[Material for this exercise]
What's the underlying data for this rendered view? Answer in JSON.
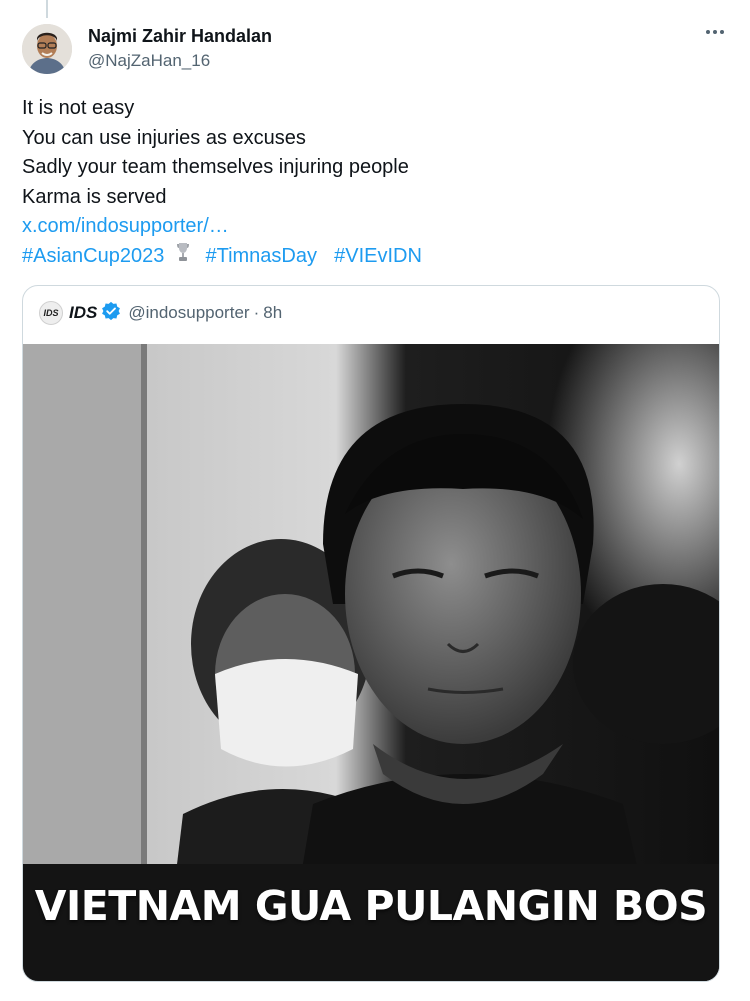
{
  "tweet": {
    "author": {
      "display_name": "Najmi Zahir Handalan",
      "handle": "@NajZaHan_16"
    },
    "text_lines": [
      "It is not easy",
      "You can use injuries as excuses",
      "Sadly your team themselves injuring people",
      "Karma is served"
    ],
    "link_text": "x.com/indosupporter/…",
    "hashtags": [
      "#AsianCup2023",
      "#TimnasDay",
      "#VIEvIDN"
    ],
    "more_icon": "more-horizontal-icon"
  },
  "quoted_tweet": {
    "logo_text": "IDS",
    "name": "IDS",
    "handle": "@indosupporter",
    "separator": "·",
    "time": "8h",
    "verified_color": "#1d9bf0",
    "media_caption": "VIETNAM GUA PULANGIN BOS"
  },
  "colors": {
    "link": "#1d9bf0",
    "secondary_text": "#536471",
    "primary_text": "#0f1419",
    "border": "#cfd9de"
  }
}
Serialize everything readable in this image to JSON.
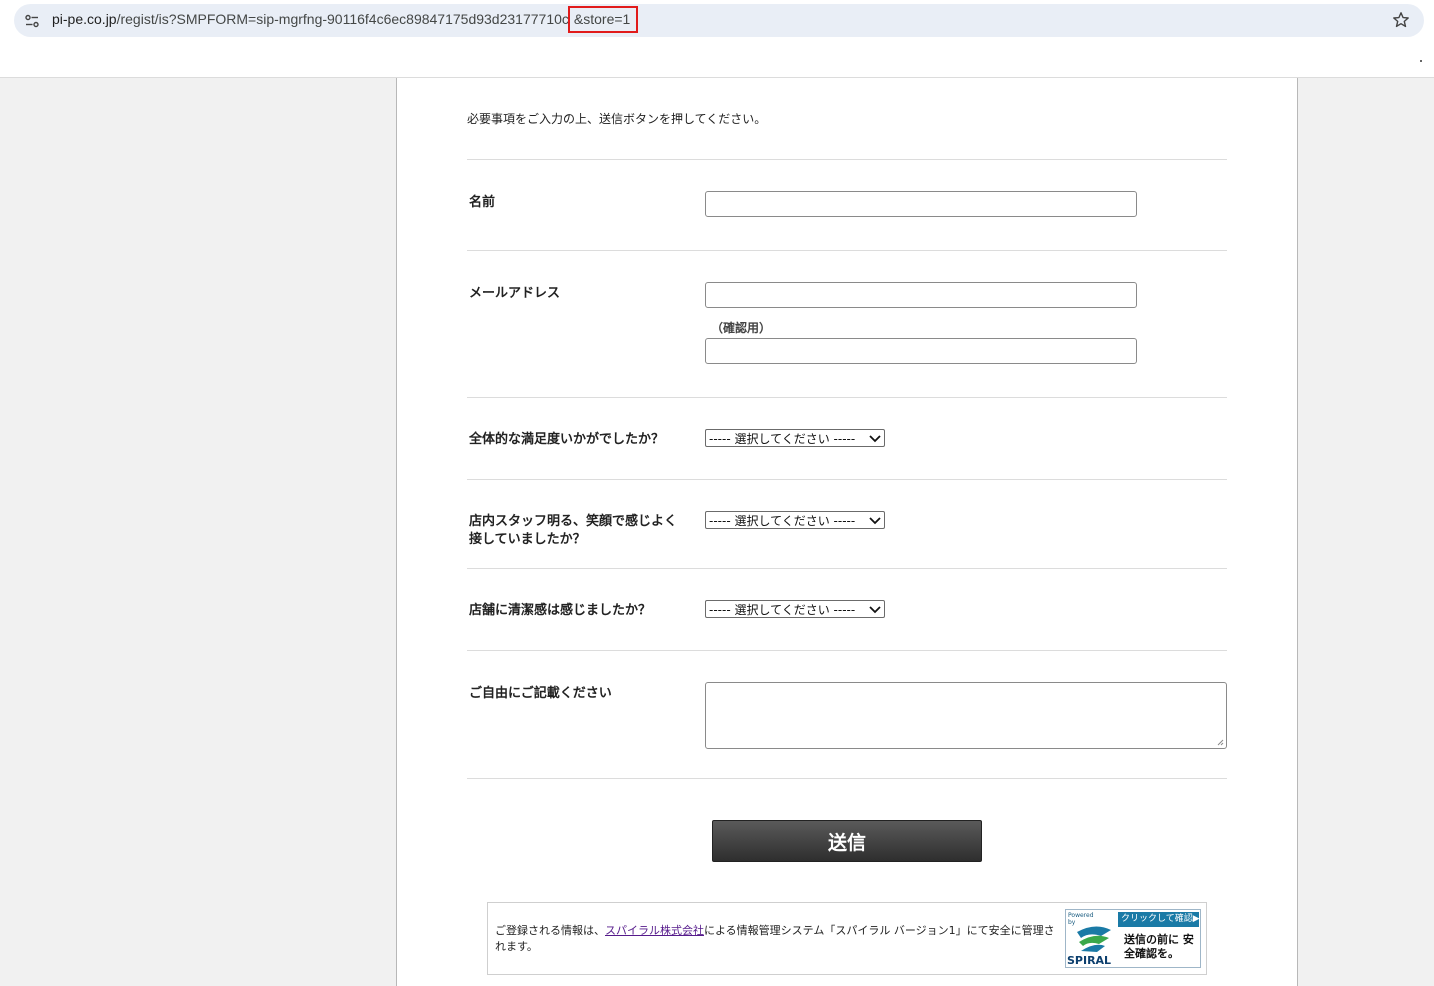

[Set problem] Copy all the lines of data exactly as they appear, dropping any images.

[Solution to the exercise]
What's the underlying data for this rendered view? Answer in JSON.
{
  "tweet": {
    "author": {
      "display_name": "Najmi Zahir Handalan",
      "handle": "@NajZaHan_16"
    },
    "text_lines": [
      "It is not easy",
      "You can use injuries as excuses",
      "Sadly your team themselves injuring people",
      "Karma is served"
    ],
    "link_text": "x.com/indosupporter/…",
    "hashtags": [
      "#AsianCup2023",
      "#TimnasDay",
      "#VIEvIDN"
    ],
    "more_icon": "more-horizontal-icon"
  },
  "quoted_tweet": {
    "logo_text": "IDS",
    "name": "IDS",
    "handle": "@indosupporter",
    "separator": "·",
    "time": "8h",
    "verified_color": "#1d9bf0",
    "media_caption": "VIETNAM GUA PULANGIN BOS"
  },
  "colors": {
    "link": "#1d9bf0",
    "secondary_text": "#536471",
    "primary_text": "#0f1419",
    "border": "#cfd9de"
  }
}
Serialize everything readable in this image to JSON.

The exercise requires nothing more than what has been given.